- _Task details_: Scan the records below. List lines holding "acqua".

# Start of Records for the exercise

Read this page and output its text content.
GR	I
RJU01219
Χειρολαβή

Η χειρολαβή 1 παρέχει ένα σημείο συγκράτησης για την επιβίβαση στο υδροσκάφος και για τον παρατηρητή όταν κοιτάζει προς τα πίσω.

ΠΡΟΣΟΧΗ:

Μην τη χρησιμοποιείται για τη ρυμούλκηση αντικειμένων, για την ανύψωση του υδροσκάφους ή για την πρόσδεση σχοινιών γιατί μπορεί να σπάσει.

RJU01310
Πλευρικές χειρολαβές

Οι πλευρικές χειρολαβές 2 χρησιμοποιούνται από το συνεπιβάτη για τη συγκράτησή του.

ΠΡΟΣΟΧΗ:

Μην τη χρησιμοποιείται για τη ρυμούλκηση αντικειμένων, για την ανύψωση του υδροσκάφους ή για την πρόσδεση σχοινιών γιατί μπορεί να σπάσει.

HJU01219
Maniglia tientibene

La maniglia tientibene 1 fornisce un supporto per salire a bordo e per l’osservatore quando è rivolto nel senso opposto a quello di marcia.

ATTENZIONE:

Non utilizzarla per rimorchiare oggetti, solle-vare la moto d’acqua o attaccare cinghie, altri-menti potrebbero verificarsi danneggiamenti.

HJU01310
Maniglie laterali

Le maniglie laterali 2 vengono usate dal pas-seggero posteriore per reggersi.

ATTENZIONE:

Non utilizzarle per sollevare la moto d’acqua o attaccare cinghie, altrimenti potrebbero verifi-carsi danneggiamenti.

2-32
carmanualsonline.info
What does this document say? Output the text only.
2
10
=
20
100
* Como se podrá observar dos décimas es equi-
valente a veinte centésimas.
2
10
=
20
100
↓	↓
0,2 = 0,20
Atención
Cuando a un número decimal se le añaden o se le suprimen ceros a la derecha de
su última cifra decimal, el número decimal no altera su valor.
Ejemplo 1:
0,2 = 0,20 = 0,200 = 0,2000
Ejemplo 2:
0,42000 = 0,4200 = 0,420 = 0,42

# End of Records for the exercise

- _Complete answer_:
Non utilizzarla per rimorchiare oggetti, solle-vare la moto d’acqua o attaccare cinghie, altri-menti potrebbero verificarsi danneggiamenti.
Non utilizzarle per sollevare la moto d’acqua o attaccare cinghie, altrimenti potrebbero verifi-carsi danneggiamenti.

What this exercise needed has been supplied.